STORED DATA
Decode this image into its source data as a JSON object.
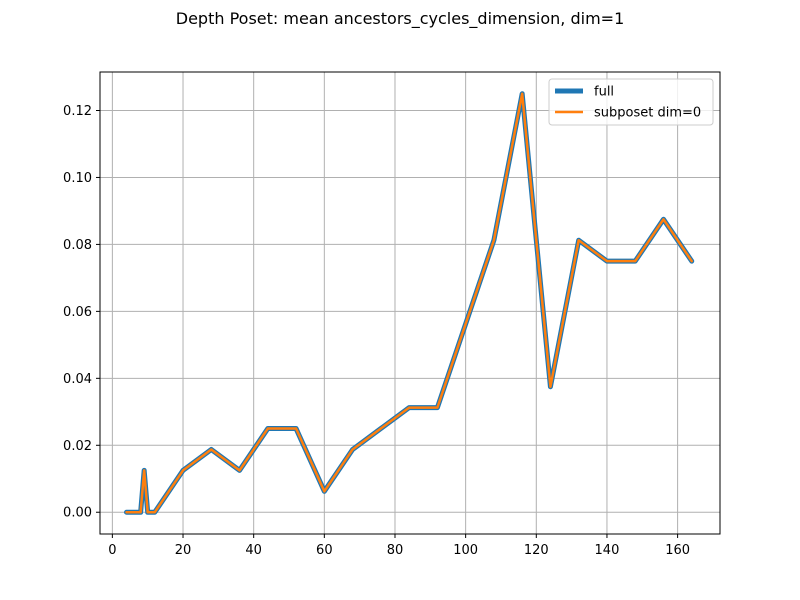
{
  "chart_data": {
    "type": "line",
    "title": "Depth Poset: mean ancestors_cycles_dimension, dim=1",
    "xlabel": "",
    "ylabel": "",
    "xlim": [
      -3.5,
      172
    ],
    "ylim": [
      -0.0065,
      0.1315
    ],
    "xticks": [
      0,
      20,
      40,
      60,
      80,
      100,
      120,
      140,
      160
    ],
    "yticks": [
      0.0,
      0.02,
      0.04,
      0.06,
      0.08,
      0.1,
      0.12
    ],
    "ytick_labels": [
      "0.00",
      "0.02",
      "0.04",
      "0.06",
      "0.08",
      "0.10",
      "0.12"
    ],
    "grid": true,
    "legend_position": "top-right",
    "x": [
      4,
      6,
      8,
      9,
      10,
      12,
      20,
      28,
      36,
      44,
      52,
      60,
      68,
      76,
      84,
      92,
      100,
      108,
      116,
      124,
      132,
      140,
      148,
      156,
      164
    ],
    "series": [
      {
        "name": "full",
        "color": "#1f77b4",
        "values": [
          0,
          0,
          0,
          0.0125,
          0,
          0,
          0.0125,
          0.01875,
          0.0125,
          0.025,
          0.025,
          0.00625,
          0.01875,
          0.025,
          0.03125,
          0.03125,
          0.05625,
          0.08125,
          0.125,
          0.0375,
          0.08125,
          0.075,
          0.075,
          0.0875,
          0.075
        ]
      },
      {
        "name": "subposet dim=0",
        "color": "#ff7f0e",
        "values": [
          0,
          0,
          0,
          0.0125,
          0,
          0,
          0.0125,
          0.01875,
          0.0125,
          0.025,
          0.025,
          0.00625,
          0.01875,
          0.025,
          0.03125,
          0.03125,
          0.05625,
          0.08125,
          0.125,
          0.0375,
          0.08125,
          0.075,
          0.075,
          0.0875,
          0.075
        ]
      }
    ]
  }
}
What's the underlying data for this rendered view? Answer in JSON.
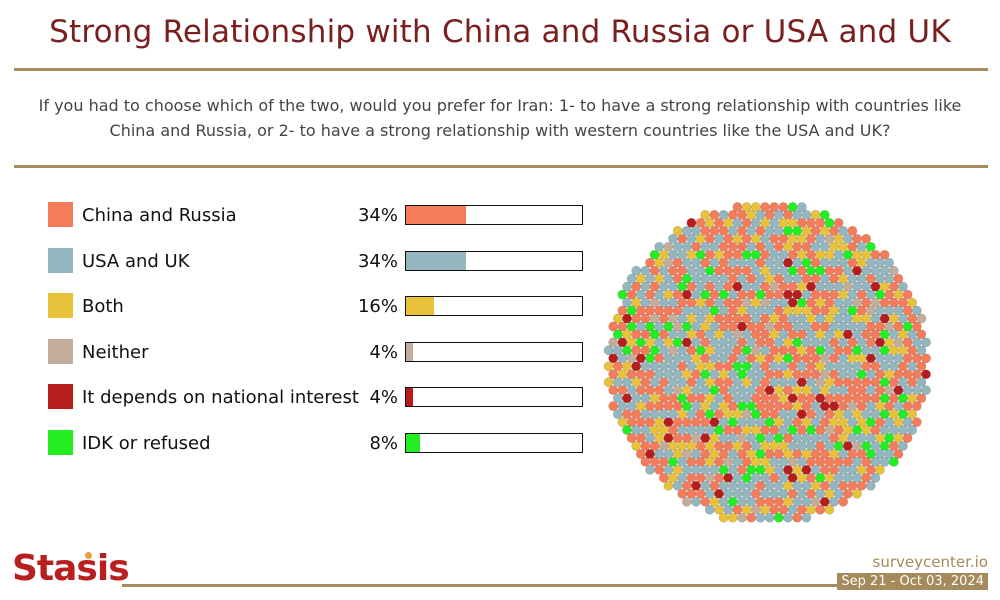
{
  "title": "Strong Relationship with China and Russia or USA and UK",
  "question": "If you had to choose which of the two, would you prefer for Iran: 1- to have a strong relationship with countries like China and Russia, or 2- to have a strong relationship with western countries like the USA and UK?",
  "footer": {
    "logo": "Stasis",
    "source": "surveycenter.io",
    "date": "Sep 21 - Oct 03, 2024"
  },
  "chart_data": {
    "type": "bar",
    "categories": [
      "China and Russia",
      "USA and UK",
      "Both",
      "Neither",
      "It depends on national interest",
      "IDK or refused"
    ],
    "values": [
      34,
      34,
      16,
      4,
      4,
      8
    ],
    "value_labels": [
      "34%",
      "34%",
      "16%",
      "4%",
      "4%",
      "8%"
    ],
    "colors": [
      "#f47c5a",
      "#93b6bf",
      "#e8c23a",
      "#c4ad9b",
      "#b81d1d",
      "#22ee22"
    ],
    "ylim": [
      0,
      100
    ]
  }
}
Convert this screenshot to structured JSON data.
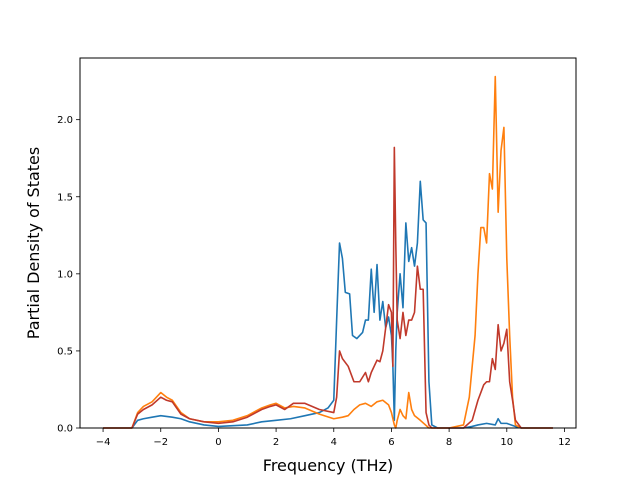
{
  "chart_data": {
    "type": "line",
    "title": "",
    "xlabel": "Frequency (THz)",
    "ylabel": "Partial Density of States",
    "xlim": [
      -4.8,
      12.4
    ],
    "ylim": [
      0,
      2.4
    ],
    "xticks": [
      -4,
      -2,
      0,
      2,
      4,
      6,
      8,
      10,
      12
    ],
    "xtick_labels": [
      "−4",
      "−2",
      "0",
      "2",
      "4",
      "6",
      "8",
      "10",
      "12"
    ],
    "yticks": [
      0,
      0.5,
      1,
      1.5,
      2
    ],
    "ytick_labels": [
      "0.0",
      "0.5",
      "1.0",
      "1.5",
      "2.0"
    ],
    "grid": false,
    "legend": "none",
    "series": [
      {
        "color": "#1f77b4",
        "x": [
          -4.0,
          -3.0,
          -2.8,
          -2.6,
          -2.3,
          -2.0,
          -1.6,
          -1.3,
          -1.0,
          -0.5,
          0.0,
          0.5,
          1.0,
          1.5,
          2.0,
          2.5,
          3.0,
          3.5,
          3.8,
          4.0,
          4.1,
          4.2,
          4.3,
          4.4,
          4.55,
          4.65,
          4.8,
          5.0,
          5.1,
          5.2,
          5.3,
          5.4,
          5.5,
          5.6,
          5.7,
          5.8,
          5.9,
          6.0,
          6.05,
          6.1,
          6.15,
          6.2,
          6.3,
          6.4,
          6.5,
          6.6,
          6.7,
          6.8,
          6.9,
          7.0,
          7.1,
          7.2,
          7.3,
          7.4,
          7.6,
          8.0,
          8.5,
          8.8,
          9.0,
          9.3,
          9.6,
          9.7,
          9.8,
          10.0,
          10.3,
          10.5,
          11.0,
          11.6
        ],
        "values": [
          0.0,
          0.0,
          0.05,
          0.06,
          0.07,
          0.08,
          0.07,
          0.06,
          0.04,
          0.02,
          0.01,
          0.015,
          0.02,
          0.04,
          0.05,
          0.06,
          0.08,
          0.1,
          0.13,
          0.18,
          0.7,
          1.2,
          1.1,
          0.88,
          0.87,
          0.6,
          0.58,
          0.62,
          0.7,
          0.7,
          1.03,
          0.75,
          1.06,
          0.7,
          0.82,
          0.65,
          0.72,
          0.6,
          0.4,
          0.05,
          0.5,
          0.75,
          1.0,
          0.78,
          1.33,
          1.08,
          1.17,
          1.05,
          1.2,
          1.6,
          1.35,
          1.33,
          0.3,
          0.02,
          0.0,
          0.0,
          0.0,
          0.01,
          0.02,
          0.03,
          0.02,
          0.06,
          0.03,
          0.03,
          0.01,
          0.0,
          0.0,
          0.0
        ]
      },
      {
        "color": "#ff7f0e",
        "x": [
          -4.0,
          -3.0,
          -2.8,
          -2.6,
          -2.3,
          -2.0,
          -1.8,
          -1.6,
          -1.3,
          -1.0,
          -0.5,
          0.0,
          0.5,
          1.0,
          1.5,
          1.8,
          2.0,
          2.3,
          2.6,
          3.0,
          3.5,
          4.0,
          4.3,
          4.5,
          4.7,
          4.9,
          5.1,
          5.3,
          5.5,
          5.7,
          5.9,
          6.0,
          6.1,
          6.15,
          6.2,
          6.3,
          6.4,
          6.5,
          6.6,
          6.7,
          6.8,
          7.0,
          7.3,
          8.0,
          8.5,
          8.7,
          8.9,
          9.0,
          9.1,
          9.2,
          9.3,
          9.4,
          9.5,
          9.6,
          9.7,
          9.8,
          9.9,
          10.0,
          10.1,
          10.2,
          10.3,
          10.5,
          11.0,
          11.6
        ],
        "values": [
          0.0,
          0.0,
          0.1,
          0.14,
          0.17,
          0.23,
          0.2,
          0.18,
          0.1,
          0.06,
          0.04,
          0.04,
          0.05,
          0.08,
          0.13,
          0.15,
          0.16,
          0.13,
          0.14,
          0.13,
          0.09,
          0.06,
          0.07,
          0.08,
          0.12,
          0.15,
          0.16,
          0.14,
          0.17,
          0.18,
          0.15,
          0.1,
          0.02,
          0.0,
          0.05,
          0.12,
          0.08,
          0.06,
          0.23,
          0.12,
          0.08,
          0.05,
          0.0,
          0.0,
          0.02,
          0.2,
          0.6,
          1.0,
          1.3,
          1.3,
          1.2,
          1.65,
          1.55,
          2.28,
          1.4,
          1.8,
          1.95,
          1.1,
          0.6,
          0.2,
          0.02,
          0.0,
          0.0,
          0.0
        ]
      },
      {
        "color": "#c0392b",
        "x": [
          -4.0,
          -3.0,
          -2.8,
          -2.6,
          -2.3,
          -2.0,
          -1.8,
          -1.6,
          -1.3,
          -1.0,
          -0.5,
          0.0,
          0.5,
          1.0,
          1.5,
          1.8,
          2.0,
          2.3,
          2.6,
          3.0,
          3.5,
          4.0,
          4.1,
          4.2,
          4.3,
          4.5,
          4.7,
          4.9,
          5.1,
          5.2,
          5.3,
          5.5,
          5.6,
          5.7,
          5.9,
          6.0,
          6.05,
          6.1,
          6.15,
          6.2,
          6.3,
          6.4,
          6.5,
          6.6,
          6.7,
          6.8,
          6.9,
          7.0,
          7.1,
          7.2,
          7.3,
          7.4,
          7.6,
          8.0,
          8.5,
          8.8,
          9.0,
          9.2,
          9.3,
          9.4,
          9.5,
          9.6,
          9.7,
          9.8,
          9.9,
          10.0,
          10.1,
          10.2,
          10.3,
          10.5,
          11.0,
          11.6
        ],
        "values": [
          0.0,
          0.0,
          0.09,
          0.12,
          0.15,
          0.2,
          0.18,
          0.17,
          0.09,
          0.06,
          0.04,
          0.03,
          0.04,
          0.07,
          0.12,
          0.14,
          0.15,
          0.12,
          0.16,
          0.16,
          0.12,
          0.1,
          0.2,
          0.5,
          0.45,
          0.4,
          0.3,
          0.3,
          0.36,
          0.3,
          0.36,
          0.44,
          0.43,
          0.5,
          0.8,
          0.75,
          0.4,
          1.82,
          1.2,
          0.7,
          0.58,
          0.75,
          0.6,
          0.7,
          0.7,
          0.75,
          1.05,
          0.9,
          0.9,
          0.1,
          0.02,
          0.0,
          0.0,
          0.0,
          0.0,
          0.05,
          0.18,
          0.28,
          0.3,
          0.3,
          0.45,
          0.38,
          0.67,
          0.5,
          0.55,
          0.64,
          0.3,
          0.18,
          0.05,
          0.0,
          0.0,
          0.0
        ]
      }
    ]
  }
}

THE REQUEST
Determine how many lines of the data contain the word "JSON", and reply with that number only.

ANSWER TO THE TASK
3